## Exercise aim
Show all lines from the listing below that contain "visualization".

***** Records to use *****

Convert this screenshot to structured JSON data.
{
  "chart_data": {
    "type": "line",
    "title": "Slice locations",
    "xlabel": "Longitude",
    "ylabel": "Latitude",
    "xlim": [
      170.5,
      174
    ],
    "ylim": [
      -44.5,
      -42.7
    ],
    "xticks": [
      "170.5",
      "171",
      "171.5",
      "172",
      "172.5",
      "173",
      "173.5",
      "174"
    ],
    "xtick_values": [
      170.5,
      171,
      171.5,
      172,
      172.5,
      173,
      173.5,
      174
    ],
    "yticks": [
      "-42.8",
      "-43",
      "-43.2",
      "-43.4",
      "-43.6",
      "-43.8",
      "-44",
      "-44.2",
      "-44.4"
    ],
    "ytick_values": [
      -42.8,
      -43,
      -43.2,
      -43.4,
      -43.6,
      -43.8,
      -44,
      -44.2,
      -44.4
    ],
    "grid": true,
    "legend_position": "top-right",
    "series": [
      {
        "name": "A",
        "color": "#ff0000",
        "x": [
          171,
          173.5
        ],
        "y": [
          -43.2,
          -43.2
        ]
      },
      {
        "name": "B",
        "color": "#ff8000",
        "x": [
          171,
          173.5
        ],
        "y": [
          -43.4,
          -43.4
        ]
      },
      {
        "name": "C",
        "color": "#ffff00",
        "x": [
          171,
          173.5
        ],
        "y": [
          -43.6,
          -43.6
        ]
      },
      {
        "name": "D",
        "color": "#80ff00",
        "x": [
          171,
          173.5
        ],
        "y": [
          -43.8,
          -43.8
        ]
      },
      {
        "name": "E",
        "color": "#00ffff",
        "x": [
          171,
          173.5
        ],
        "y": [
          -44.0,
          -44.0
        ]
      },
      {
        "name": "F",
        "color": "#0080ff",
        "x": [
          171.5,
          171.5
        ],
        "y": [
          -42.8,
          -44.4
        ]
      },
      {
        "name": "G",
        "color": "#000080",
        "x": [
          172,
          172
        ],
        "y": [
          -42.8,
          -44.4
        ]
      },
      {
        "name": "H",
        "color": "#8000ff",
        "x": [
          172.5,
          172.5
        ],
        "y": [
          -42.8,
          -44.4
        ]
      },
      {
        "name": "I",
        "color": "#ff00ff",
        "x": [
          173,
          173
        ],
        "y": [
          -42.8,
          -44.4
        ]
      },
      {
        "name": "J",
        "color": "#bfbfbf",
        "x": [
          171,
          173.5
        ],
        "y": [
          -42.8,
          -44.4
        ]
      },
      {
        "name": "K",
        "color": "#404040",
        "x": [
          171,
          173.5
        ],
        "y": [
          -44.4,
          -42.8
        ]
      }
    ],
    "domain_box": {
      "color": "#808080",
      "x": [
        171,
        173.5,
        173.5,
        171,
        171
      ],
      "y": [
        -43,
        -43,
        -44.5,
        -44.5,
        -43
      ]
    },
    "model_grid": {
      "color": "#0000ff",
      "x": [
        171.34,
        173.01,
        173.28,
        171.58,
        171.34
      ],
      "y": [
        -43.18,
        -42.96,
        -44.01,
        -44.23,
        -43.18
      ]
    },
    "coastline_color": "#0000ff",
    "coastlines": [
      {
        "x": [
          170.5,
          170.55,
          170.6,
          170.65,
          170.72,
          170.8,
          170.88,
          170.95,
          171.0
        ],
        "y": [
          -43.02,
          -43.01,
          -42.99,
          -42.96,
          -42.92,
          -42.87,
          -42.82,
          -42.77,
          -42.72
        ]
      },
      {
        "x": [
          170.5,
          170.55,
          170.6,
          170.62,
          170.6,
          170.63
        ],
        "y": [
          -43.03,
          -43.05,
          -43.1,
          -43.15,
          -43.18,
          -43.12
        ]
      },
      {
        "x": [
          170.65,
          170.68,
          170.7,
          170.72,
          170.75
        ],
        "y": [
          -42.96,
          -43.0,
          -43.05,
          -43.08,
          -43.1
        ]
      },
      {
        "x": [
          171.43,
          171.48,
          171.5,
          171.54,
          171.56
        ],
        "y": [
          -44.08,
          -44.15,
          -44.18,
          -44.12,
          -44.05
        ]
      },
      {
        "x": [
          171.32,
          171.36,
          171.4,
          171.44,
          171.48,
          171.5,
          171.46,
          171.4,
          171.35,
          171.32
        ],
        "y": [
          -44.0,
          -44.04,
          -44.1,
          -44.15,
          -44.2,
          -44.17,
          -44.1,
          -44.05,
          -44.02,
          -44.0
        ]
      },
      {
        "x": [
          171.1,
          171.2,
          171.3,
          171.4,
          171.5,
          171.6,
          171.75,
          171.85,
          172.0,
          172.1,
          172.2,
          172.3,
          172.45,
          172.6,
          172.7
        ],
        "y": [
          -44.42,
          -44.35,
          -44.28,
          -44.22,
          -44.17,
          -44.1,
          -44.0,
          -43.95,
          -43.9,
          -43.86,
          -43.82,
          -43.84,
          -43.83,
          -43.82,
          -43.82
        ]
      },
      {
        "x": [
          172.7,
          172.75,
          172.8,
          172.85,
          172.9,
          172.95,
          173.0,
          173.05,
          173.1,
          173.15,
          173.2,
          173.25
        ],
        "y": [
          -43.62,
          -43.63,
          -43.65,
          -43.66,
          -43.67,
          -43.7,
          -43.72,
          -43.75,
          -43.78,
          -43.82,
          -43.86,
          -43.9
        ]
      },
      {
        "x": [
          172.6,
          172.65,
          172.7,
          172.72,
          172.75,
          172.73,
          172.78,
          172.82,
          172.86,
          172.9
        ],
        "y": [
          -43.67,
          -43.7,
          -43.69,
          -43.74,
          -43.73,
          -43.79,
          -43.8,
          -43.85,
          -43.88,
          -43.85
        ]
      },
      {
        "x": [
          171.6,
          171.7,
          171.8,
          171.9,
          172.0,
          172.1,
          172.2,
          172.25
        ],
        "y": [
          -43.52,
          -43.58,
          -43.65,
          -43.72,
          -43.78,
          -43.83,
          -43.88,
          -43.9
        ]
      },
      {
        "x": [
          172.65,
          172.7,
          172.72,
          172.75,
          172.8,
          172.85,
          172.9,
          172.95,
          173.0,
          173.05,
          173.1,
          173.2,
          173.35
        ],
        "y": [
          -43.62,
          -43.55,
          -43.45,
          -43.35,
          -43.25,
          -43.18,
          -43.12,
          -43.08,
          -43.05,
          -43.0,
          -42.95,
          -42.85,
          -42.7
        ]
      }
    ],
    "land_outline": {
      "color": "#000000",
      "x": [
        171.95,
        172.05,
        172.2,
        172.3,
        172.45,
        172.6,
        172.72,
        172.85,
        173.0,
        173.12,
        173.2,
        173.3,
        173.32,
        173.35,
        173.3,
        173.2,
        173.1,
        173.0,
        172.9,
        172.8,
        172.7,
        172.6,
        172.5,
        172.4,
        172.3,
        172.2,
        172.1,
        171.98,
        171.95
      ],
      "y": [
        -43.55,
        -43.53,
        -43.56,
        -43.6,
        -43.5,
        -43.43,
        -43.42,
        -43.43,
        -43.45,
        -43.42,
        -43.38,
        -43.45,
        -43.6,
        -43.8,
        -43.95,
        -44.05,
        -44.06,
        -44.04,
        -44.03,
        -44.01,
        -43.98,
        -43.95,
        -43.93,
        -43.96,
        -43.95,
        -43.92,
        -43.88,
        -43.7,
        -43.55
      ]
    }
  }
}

*****
***** Records to use *****

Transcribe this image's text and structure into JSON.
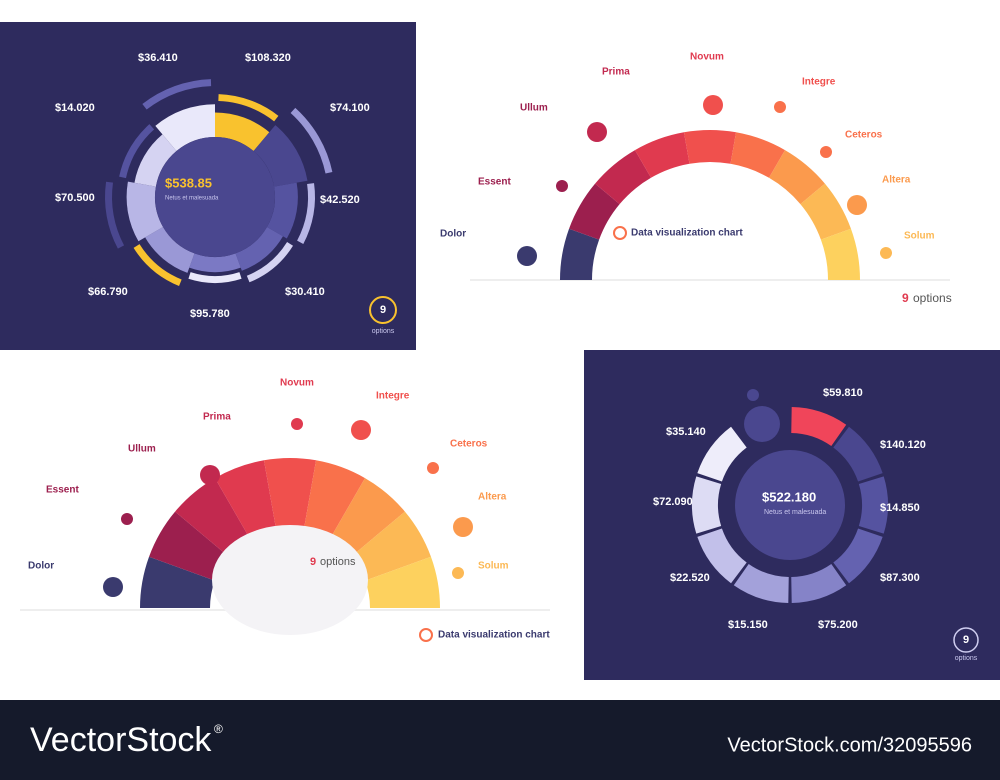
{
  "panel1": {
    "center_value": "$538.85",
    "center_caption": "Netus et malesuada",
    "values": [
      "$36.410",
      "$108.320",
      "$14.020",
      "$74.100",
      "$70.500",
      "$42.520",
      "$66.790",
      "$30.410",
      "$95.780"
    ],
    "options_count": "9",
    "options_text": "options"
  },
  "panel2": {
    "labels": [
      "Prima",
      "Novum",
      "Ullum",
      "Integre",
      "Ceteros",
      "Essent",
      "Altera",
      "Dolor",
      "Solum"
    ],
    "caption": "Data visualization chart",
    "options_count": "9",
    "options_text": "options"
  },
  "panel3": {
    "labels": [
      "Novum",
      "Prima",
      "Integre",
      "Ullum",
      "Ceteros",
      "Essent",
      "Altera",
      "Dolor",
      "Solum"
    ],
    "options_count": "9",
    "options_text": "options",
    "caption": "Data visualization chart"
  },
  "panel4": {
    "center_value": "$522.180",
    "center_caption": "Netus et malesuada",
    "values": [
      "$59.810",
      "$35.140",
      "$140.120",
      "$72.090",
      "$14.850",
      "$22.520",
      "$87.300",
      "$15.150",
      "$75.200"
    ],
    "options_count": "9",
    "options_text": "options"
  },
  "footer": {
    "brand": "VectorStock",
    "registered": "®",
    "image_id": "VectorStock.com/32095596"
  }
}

*****

## Expected answer
    "caption": "Data visualization chart",
    "caption": "Data visualization chart"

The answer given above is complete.